#### DATA EXCERPTS
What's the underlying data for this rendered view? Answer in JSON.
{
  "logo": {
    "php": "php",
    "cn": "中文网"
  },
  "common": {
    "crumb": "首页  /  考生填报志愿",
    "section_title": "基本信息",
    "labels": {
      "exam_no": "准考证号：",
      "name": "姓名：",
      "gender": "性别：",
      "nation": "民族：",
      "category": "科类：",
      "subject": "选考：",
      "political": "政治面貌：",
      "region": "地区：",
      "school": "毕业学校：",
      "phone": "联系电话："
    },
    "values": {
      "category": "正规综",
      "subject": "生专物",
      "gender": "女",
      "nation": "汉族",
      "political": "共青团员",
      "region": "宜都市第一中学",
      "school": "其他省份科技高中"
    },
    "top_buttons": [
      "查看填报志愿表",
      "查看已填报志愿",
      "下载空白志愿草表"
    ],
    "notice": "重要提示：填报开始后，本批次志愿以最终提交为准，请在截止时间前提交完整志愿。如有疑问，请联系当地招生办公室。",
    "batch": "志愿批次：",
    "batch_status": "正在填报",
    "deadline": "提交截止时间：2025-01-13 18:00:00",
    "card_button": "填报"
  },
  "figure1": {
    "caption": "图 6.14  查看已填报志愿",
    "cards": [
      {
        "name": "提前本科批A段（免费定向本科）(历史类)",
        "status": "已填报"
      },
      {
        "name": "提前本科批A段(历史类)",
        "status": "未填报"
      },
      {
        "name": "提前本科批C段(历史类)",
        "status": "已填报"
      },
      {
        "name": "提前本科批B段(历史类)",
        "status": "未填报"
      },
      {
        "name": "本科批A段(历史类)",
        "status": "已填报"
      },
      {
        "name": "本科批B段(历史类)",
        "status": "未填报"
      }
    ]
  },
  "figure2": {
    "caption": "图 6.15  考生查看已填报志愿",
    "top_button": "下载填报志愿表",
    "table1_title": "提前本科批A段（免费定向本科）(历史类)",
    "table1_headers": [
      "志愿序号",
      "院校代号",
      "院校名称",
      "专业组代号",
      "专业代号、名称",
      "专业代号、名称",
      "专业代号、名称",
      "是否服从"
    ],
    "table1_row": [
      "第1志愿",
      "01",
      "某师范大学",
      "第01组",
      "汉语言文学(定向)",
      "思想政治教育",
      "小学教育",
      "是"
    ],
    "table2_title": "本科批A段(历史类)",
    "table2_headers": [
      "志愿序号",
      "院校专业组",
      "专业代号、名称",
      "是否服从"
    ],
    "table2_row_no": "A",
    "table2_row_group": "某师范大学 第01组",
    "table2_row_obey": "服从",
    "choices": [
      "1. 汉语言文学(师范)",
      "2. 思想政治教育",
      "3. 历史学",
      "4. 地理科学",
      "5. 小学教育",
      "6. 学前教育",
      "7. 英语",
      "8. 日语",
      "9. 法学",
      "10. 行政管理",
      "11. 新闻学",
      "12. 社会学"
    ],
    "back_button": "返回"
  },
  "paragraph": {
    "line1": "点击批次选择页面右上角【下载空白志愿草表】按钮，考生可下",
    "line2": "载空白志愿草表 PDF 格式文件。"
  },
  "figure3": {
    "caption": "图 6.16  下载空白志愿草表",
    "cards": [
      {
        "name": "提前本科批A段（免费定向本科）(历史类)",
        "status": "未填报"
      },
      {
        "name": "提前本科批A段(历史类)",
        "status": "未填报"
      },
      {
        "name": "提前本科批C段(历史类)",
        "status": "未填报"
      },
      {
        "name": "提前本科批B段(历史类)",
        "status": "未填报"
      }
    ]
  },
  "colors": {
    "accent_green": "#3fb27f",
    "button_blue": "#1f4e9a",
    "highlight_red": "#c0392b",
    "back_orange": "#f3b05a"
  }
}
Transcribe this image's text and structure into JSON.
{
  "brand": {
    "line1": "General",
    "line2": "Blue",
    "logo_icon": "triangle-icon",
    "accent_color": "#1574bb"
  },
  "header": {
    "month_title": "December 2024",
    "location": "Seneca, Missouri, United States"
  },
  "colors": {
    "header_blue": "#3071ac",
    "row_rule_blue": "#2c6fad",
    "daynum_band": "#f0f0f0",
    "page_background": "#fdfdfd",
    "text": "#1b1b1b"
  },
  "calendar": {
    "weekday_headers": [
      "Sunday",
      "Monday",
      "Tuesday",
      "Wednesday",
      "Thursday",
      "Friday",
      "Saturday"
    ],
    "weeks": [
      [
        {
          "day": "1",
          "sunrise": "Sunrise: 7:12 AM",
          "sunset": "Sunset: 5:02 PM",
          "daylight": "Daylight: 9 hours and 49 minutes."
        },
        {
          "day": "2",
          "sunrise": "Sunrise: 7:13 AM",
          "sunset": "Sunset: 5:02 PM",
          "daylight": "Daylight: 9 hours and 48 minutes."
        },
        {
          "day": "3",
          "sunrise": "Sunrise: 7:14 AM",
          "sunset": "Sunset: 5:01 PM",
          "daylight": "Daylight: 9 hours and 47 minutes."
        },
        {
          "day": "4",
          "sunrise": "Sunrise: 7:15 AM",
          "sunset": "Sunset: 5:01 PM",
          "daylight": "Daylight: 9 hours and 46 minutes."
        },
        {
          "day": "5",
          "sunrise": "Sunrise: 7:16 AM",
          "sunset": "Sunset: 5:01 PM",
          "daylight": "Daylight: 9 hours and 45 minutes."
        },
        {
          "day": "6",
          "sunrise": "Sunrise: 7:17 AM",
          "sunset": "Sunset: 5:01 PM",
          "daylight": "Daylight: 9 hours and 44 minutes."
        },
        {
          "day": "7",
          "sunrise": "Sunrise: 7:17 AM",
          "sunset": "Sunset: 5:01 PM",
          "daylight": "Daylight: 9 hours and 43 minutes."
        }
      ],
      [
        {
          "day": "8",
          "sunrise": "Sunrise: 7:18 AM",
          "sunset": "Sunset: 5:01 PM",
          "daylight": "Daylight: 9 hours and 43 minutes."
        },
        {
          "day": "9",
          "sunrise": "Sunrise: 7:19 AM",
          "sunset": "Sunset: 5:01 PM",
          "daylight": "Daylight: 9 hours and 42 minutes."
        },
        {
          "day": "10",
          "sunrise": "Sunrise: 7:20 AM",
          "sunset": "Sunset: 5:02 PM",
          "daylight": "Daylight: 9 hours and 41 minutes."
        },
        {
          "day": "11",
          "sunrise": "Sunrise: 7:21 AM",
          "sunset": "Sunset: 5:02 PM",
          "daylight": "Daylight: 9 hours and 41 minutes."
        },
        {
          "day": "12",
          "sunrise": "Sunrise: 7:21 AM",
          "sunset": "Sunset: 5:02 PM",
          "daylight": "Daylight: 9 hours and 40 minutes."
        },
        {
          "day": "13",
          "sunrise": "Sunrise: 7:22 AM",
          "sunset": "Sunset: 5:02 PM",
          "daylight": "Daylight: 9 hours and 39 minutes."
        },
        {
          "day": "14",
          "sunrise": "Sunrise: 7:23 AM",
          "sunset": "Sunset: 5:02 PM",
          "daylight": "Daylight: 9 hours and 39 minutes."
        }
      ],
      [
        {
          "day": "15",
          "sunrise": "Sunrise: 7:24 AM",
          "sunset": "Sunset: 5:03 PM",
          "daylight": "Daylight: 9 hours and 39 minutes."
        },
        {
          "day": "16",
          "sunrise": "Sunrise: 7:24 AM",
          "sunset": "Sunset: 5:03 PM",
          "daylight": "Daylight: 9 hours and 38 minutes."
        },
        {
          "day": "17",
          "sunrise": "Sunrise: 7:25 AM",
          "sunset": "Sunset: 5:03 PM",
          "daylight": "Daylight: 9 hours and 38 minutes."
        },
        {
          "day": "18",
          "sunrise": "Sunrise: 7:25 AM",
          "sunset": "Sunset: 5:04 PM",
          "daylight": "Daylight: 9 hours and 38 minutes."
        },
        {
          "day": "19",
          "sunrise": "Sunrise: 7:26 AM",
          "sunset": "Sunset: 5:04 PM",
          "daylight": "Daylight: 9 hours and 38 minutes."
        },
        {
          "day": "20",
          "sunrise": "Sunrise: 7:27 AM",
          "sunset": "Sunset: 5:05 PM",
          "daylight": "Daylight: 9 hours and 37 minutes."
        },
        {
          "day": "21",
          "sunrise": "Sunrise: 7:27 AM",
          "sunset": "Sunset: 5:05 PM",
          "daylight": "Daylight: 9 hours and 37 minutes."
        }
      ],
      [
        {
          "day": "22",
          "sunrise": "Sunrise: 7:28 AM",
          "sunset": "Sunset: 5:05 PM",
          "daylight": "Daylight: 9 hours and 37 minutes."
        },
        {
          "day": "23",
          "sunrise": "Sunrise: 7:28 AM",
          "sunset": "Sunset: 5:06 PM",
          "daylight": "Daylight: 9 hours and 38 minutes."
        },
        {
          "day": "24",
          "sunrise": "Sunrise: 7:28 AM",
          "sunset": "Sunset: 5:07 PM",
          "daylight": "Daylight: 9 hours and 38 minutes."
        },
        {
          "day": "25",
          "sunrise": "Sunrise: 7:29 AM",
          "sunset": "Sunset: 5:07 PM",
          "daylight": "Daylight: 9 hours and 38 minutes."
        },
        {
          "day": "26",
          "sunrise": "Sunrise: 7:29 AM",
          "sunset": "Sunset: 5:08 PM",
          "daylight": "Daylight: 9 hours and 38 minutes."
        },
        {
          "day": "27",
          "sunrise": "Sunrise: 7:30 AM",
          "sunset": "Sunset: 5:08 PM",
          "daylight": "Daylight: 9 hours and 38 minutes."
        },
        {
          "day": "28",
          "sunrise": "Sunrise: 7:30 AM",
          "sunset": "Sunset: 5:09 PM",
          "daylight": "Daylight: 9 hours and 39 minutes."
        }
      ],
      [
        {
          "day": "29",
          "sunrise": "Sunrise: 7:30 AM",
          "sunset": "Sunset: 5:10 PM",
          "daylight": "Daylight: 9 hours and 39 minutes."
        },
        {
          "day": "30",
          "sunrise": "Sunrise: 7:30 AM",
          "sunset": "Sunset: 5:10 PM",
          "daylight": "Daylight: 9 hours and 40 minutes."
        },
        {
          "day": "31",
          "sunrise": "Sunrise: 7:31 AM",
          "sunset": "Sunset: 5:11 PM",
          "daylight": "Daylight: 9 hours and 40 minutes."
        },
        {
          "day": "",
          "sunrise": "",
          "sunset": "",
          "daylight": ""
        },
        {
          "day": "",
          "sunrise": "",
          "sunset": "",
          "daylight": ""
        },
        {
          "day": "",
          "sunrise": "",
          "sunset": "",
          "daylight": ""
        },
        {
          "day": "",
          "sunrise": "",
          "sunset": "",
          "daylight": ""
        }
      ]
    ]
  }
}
########
__AIM OF THE TASK__:
Using the listing, say how many lines include the word "JSON", and add nothing else.

__RESULT BELOW__:
2